If the same address is accessed using both coherent and non-coherent
variables, the accesses using variables declared as coherent will observe
the results stored using coherent variables in other invocations. Using
variables declared as "coherent" guarantees only that the results of
stores will be immediately visible to shader invocations using
similarly-declared variables; calling <function>glMemoryBarrier</function> is required to ensure
that the stores are visible to other operations.
</para>
<para>
The following guidelines may be helpful in choosing when to use coherent
memory accesses and when to use barriers.
</para>
<para>
<itemizedlist>
<listitem><para>Data that are read-only or constant may be accessed without using
coherent variables or calling MemoryBarrier(). Updates to the
read-only data via API calls such as BufferSubData will invalidate
shader caches implicitly as required.</para></listitem>
<listitem><para>Data that are shared between shader invocations at a fine granularity
(e.g., written by one invocation, consumed by another invocation) should
use coherent variables to read and write the shared data.</para></listitem>
<listitem><para>Data written by one shader invocation and consumed by other shader
invocations launched as a result of its execution ("dependent
invocations") should use coherent variables in the producing shader
invocation and call memoryBarrier() after the last write. The consuming
shader invocation should also use coherent variables.</para></listitem>
<listitem><para>Data written to image variables in one rendering pass and read by the
shader in a later pass need not use coherent variables or
memoryBarrier(). Calling MemoryBarrier() with the
SHADER_IMAGE_ACCESS_BARRIER_BIT set in <parameter>barriers</parameter> between passes is
necessary.</para></listitem>
<listitem><para>Data written by the shader in one rendering pass and read by another
mechanism (e.g., vertex or index buffer pulling) in a later pass need
not use coherent variables or memoryBarrier(). Calling
<function>glMemoryBarrier</function> with the appropriate bits set in <parameter>barriers</parameter> between
passes is necessary.</para></listitem>
</itemizedlist>
</para>
</refsect1>
<refsect1 xml:id="notes"><title>Notes</title>
<para>
<function>glMemoryBarrier</function> is available only if the GL version is 4.2 or higher.
</para>
<para>
<constant>GL_SHADER_STORAGE_BARRIER_BIT</constant> is available only if the GL version is 4.3 or higher.
</para>
<para>
<constant>GL_QUERY_BUFFER_BARRIER_BIT</constant> is available only if the GL version is 4.4 or higher.

—————

-- TASK LIST --
a. What does the memory barrier excerpt say, in three sentences?
b. In the memory barrier excerpt, could you rewrite the part that opens with the words "If the same" and closes with "to use barriers.", renaming "shader invocations" to "shader threads"?
Rely on the text above and nothing else.

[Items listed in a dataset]

—————

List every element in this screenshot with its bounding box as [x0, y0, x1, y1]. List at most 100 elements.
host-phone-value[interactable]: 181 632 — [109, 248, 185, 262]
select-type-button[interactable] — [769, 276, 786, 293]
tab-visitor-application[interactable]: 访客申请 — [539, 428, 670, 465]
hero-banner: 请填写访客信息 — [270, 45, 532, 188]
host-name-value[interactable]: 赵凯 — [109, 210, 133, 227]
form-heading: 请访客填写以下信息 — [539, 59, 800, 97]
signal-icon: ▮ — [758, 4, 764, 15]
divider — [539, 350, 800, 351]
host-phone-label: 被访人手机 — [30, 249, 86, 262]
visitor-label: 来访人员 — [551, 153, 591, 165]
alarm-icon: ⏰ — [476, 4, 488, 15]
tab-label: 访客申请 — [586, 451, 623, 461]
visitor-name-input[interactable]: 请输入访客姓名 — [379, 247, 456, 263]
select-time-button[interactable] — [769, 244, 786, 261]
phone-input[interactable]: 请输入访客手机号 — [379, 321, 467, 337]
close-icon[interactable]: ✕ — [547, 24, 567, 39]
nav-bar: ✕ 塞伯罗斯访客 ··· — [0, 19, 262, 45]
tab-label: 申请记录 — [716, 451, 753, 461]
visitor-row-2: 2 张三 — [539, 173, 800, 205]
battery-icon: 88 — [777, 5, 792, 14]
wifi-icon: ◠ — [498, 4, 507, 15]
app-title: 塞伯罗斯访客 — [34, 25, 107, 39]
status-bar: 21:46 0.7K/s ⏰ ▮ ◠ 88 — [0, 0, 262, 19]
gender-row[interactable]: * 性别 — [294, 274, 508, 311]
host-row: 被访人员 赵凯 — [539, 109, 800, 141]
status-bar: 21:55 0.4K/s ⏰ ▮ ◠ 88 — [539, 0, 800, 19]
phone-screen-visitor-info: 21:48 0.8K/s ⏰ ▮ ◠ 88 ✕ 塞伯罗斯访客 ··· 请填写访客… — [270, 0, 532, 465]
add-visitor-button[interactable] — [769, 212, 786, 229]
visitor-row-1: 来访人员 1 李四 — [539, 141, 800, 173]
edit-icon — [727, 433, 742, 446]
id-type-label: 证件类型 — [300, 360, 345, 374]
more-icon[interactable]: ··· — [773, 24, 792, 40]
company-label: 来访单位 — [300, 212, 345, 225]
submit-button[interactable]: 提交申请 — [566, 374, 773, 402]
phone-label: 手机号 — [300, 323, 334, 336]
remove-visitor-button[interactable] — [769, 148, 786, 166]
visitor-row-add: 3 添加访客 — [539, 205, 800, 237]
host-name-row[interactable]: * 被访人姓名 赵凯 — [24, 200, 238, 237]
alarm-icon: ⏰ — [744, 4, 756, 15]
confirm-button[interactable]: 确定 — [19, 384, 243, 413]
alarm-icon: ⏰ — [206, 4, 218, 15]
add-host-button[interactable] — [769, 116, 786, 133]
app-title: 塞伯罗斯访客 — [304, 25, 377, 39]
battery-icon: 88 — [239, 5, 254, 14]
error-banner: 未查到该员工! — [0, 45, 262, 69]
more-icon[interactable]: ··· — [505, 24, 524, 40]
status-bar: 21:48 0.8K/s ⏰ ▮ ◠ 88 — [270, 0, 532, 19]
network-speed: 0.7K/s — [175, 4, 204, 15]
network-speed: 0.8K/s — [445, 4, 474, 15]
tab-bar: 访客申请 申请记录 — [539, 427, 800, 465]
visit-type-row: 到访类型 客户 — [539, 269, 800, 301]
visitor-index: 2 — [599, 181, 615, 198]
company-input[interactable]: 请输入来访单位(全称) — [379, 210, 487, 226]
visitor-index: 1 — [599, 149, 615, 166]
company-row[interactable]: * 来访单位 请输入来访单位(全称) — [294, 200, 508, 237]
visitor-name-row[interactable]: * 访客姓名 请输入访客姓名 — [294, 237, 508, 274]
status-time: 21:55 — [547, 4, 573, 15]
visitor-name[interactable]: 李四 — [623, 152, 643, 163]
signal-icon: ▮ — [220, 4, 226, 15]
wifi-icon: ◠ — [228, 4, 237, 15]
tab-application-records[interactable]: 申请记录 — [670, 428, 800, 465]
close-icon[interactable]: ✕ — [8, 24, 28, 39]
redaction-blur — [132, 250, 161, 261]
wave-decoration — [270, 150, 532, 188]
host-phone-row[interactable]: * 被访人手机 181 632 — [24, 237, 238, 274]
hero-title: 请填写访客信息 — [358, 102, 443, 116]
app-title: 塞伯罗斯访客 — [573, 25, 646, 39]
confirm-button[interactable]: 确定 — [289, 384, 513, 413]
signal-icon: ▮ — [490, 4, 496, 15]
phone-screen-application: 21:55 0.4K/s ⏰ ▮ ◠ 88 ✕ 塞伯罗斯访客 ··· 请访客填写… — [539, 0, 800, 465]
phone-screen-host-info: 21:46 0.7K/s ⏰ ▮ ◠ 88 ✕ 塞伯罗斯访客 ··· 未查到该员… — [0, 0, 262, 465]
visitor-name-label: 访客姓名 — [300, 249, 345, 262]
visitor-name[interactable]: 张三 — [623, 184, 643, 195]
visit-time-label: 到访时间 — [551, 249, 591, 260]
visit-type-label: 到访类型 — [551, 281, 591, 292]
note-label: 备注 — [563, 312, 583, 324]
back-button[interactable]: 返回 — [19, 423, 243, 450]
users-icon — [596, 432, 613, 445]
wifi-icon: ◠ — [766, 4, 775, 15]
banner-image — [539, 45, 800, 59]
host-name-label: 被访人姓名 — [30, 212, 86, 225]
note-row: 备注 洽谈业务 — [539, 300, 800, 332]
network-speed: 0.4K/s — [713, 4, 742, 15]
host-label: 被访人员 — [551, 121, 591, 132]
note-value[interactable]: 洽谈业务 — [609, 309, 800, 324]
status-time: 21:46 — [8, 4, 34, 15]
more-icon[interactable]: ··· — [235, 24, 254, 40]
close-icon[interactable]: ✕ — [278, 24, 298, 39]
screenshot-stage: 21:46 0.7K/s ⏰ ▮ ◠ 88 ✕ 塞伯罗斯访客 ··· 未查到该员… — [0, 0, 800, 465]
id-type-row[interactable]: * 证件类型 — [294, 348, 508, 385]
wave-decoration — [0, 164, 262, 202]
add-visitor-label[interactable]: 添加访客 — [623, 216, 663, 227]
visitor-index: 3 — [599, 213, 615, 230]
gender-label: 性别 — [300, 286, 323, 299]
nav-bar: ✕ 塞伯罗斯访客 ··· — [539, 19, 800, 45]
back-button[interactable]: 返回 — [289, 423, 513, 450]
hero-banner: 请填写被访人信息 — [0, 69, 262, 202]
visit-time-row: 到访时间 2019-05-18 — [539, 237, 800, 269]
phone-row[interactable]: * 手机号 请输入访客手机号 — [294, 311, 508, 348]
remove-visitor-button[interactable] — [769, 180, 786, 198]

—————

-- EXPECTED RESULTS --
a. Variables declared as coherent make stores immediately visible only to shader invocations using similarly-declared variables, and glMemoryBarrier is required to make those stores visible to other operations. Data shared at a fine granularity between invocations should use coherent variables, and data passed to dependent invocations should also use them, with memoryBarrier() called after the last write. Read-only or constant data needs neither coherent variables nor MemoryBarrier(), data read in a later rendering pass needs a barrier call between passes rather than coherent variables, and glMemoryBarrier is available only in GL version 4.2 or higher.

b.
If the same address is accessed using both coherent and non-coherent
variables, the accesses using variables declared as coherent will observe
the results stored using coherent variables in other invocations. Using
variables declared as "coherent" guarantees only that the results of
stores will be immediately visible to shader threads using
similarly-declared variables; calling <function>glMemoryBarrier</function> is required to ensure
that the stores are visible to other operations.
</para>
<para>
The following guidelines may be helpful in choosing when to use coherent
memory accesses and when to use barriers.